:: Task requirements ::
Provide the records once more, identical to the original.
-- start of Data shown --
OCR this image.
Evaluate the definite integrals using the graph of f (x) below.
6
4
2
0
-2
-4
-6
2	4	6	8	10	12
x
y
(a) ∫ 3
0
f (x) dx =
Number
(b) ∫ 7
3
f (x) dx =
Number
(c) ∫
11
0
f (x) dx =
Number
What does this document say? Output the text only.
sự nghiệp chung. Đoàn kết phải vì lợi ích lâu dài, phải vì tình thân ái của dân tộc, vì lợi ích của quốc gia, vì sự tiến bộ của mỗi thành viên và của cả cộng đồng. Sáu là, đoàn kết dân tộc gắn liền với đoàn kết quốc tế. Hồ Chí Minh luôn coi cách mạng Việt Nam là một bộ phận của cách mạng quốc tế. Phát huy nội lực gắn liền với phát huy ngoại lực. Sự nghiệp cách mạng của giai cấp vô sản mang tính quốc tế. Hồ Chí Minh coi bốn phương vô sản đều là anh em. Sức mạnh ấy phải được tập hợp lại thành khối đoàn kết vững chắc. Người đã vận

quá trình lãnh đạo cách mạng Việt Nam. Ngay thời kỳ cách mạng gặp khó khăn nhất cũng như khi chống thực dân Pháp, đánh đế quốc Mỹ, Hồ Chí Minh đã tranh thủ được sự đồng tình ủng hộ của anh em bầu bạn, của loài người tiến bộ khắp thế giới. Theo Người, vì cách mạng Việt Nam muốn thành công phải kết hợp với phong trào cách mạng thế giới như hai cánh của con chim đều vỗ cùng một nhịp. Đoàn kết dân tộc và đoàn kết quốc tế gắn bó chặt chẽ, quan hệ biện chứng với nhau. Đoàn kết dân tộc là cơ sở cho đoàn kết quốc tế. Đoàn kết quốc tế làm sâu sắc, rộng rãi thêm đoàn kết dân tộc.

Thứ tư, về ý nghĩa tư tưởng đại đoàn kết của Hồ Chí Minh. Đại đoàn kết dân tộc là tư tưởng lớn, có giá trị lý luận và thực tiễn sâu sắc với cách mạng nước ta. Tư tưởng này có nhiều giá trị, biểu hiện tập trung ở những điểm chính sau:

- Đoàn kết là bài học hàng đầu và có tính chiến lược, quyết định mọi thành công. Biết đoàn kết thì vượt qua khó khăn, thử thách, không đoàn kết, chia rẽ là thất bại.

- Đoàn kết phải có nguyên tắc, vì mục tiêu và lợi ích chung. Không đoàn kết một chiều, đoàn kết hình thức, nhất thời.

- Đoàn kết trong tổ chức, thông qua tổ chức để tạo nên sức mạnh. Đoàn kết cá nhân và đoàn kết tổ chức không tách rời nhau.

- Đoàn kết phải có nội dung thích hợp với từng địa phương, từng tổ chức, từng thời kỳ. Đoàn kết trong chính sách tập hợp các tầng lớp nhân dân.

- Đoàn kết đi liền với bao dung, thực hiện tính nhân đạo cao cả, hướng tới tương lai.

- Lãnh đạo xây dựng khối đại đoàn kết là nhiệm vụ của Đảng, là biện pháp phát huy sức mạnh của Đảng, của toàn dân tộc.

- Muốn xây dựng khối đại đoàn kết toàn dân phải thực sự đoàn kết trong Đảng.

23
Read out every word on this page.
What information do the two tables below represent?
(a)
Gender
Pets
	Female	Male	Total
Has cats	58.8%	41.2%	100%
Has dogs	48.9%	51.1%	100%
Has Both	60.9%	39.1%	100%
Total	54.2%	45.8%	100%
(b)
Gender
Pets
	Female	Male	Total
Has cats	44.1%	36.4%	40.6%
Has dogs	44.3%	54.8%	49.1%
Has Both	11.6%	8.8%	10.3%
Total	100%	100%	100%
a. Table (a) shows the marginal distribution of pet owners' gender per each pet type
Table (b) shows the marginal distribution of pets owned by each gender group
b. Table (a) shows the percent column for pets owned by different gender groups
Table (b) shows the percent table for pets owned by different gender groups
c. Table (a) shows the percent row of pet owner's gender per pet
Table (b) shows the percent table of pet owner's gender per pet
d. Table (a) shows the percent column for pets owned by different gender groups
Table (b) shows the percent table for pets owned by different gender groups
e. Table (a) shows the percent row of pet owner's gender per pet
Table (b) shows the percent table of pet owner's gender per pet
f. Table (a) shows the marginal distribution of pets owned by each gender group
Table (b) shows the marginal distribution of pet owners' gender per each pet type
-- end of Data shown --
:: Full output ::
OCR this image.
Evaluate the definite integrals using the graph of f (x) below.
6
4
2
0
-2
-4
-6
2	4	6	8	10	12
x
y
(a) ∫ 3
0
f (x) dx =
Number
(b) ∫ 7
3
f (x) dx =
Number
(c) ∫
11
0
f (x) dx =
Number
What does this document say? Output the text only.
sự nghiệp chung. Đoàn kết phải vì lợi ích lâu dài, phải vì tình thân ái của dân tộc, vì lợi ích của quốc gia, vì sự tiến bộ của mỗi thành viên và của cả cộng đồng. Sáu là, đoàn kết dân tộc gắn liền với đoàn kết quốc tế. Hồ Chí Minh luôn coi cách mạng Việt Nam là một bộ phận của cách mạng quốc tế. Phát huy nội lực gắn liền với phát huy ngoại lực. Sự nghiệp cách mạng của giai cấp vô sản mang tính quốc tế. Hồ Chí Minh coi bốn phương vô sản đều là anh em. Sức mạnh ấy phải được tập hợp lại thành khối đoàn kết vững chắc. Người đã vận

quá trình lãnh đạo cách mạng Việt Nam. Ngay thời kỳ cách mạng gặp khó khăn nhất cũng như khi chống thực dân Pháp, đánh đế quốc Mỹ, Hồ Chí Minh đã tranh thủ được sự đồng tình ủng hộ của anh em bầu bạn, của loài người tiến bộ khắp thế giới. Theo Người, vì cách mạng Việt Nam muốn thành công phải kết hợp với phong trào cách mạng thế giới như hai cánh của con chim đều vỗ cùng một nhịp. Đoàn kết dân tộc và đoàn kết quốc tế gắn bó chặt chẽ, quan hệ biện chứng với nhau. Đoàn kết dân tộc là cơ sở cho đoàn kết quốc tế. Đoàn kết quốc tế làm sâu sắc, rộng rãi thêm đoàn kết dân tộc.

Thứ tư, về ý nghĩa tư tưởng đại đoàn kết của Hồ Chí Minh. Đại đoàn kết dân tộc là tư tưởng lớn, có giá trị lý luận và thực tiễn sâu sắc với cách mạng nước ta. Tư tưởng này có nhiều giá trị, biểu hiện tập trung ở những điểm chính sau:

- Đoàn kết là bài học hàng đầu và có tính chiến lược, quyết định mọi thành công. Biết đoàn kết thì vượt qua khó khăn, thử thách, không đoàn kết, chia rẽ là thất bại.

- Đoàn kết phải có nguyên tắc, vì mục tiêu và lợi ích chung. Không đoàn kết một chiều, đoàn kết hình thức, nhất thời.

- Đoàn kết trong tổ chức, thông qua tổ chức để tạo nên sức mạnh. Đoàn kết cá nhân và đoàn kết tổ chức không tách rời nhau.

- Đoàn kết phải có nội dung thích hợp với từng địa phương, từng tổ chức, từng thời kỳ. Đoàn kết trong chính sách tập hợp các tầng lớp nhân dân.

- Đoàn kết đi liền với bao dung, thực hiện tính nhân đạo cao cả, hướng tới tương lai.

- Lãnh đạo xây dựng khối đại đoàn kết là nhiệm vụ của Đảng, là biện pháp phát huy sức mạnh của Đảng, của toàn dân tộc.

- Muốn xây dựng khối đại đoàn kết toàn dân phải thực sự đoàn kết trong Đảng.

23
Read out every word on this page.
What information do the two tables below represent?
(a)
Gender
Pets
	Female	Male	Total
Has cats	58.8%	41.2%	100%
Has dogs	48.9%	51.1%	100%
Has Both	60.9%	39.1%	100%
Total	54.2%	45.8%	100%
(b)
Gender
Pets
	Female	Male	Total
Has cats	44.1%	36.4%	40.6%
Has dogs	44.3%	54.8%	49.1%
Has Both	11.6%	8.8%	10.3%
Total	100%	100%	100%
a. Table (a) shows the marginal distribution of pet owners' gender per each pet type
Table (b) shows the marginal distribution of pets owned by each gender group
b. Table (a) shows the percent column for pets owned by different gender groups
Table (b) shows the percent table for pets owned by different gender groups
c. Table (a) shows the percent row of pet owner's gender per pet
Table (b) shows the percent table of pet owner's gender per pet
d. Table (a) shows the percent column for pets owned by different gender groups
Table (b) shows the percent table for pets owned by different gender groups
e. Table (a) shows the percent row of pet owner's gender per pet
Table (b) shows the percent table of pet owner's gender per pet
f. Table (a) shows the marginal distribution of pets owned by each gender group
Table (b) shows the marginal distribution of pet owners' gender per each pet type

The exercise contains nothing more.